Answer with one number: the count of lines in the listing below that hold the word "exodoncia".
-- Start Exercise inputs --
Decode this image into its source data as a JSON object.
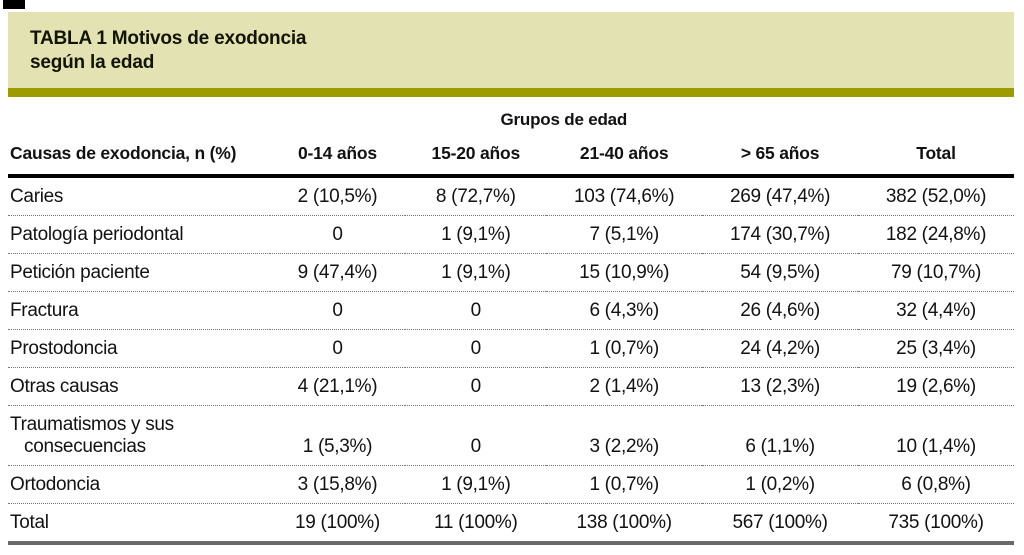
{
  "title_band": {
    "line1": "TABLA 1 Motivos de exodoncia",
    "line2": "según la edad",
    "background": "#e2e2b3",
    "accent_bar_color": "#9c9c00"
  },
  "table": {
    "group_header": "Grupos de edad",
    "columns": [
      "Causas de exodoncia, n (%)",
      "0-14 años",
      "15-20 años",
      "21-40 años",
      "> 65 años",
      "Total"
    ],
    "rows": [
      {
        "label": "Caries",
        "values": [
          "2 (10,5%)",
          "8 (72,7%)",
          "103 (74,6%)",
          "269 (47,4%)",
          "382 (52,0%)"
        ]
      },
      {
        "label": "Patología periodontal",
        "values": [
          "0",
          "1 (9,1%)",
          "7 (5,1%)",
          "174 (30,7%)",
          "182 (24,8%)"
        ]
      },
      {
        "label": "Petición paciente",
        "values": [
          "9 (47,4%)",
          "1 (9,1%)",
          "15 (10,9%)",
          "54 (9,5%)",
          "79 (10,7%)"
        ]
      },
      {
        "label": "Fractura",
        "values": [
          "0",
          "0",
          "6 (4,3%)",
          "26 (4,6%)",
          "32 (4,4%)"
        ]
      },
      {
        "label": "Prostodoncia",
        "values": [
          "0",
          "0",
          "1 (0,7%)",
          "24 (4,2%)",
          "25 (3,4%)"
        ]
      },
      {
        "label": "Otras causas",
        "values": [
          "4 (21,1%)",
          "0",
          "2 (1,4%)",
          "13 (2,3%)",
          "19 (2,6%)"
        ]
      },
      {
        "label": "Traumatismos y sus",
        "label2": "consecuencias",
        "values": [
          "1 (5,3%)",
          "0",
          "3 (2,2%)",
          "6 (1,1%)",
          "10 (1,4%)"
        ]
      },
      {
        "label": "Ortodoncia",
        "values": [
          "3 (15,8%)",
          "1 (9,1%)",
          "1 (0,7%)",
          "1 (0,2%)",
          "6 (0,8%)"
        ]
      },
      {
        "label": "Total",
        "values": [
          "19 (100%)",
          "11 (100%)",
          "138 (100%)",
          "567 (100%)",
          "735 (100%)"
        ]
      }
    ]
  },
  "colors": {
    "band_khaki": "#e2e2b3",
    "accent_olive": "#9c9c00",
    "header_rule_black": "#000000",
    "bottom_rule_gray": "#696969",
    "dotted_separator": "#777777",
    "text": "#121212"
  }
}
-- End Exercise inputs --
Task output:
2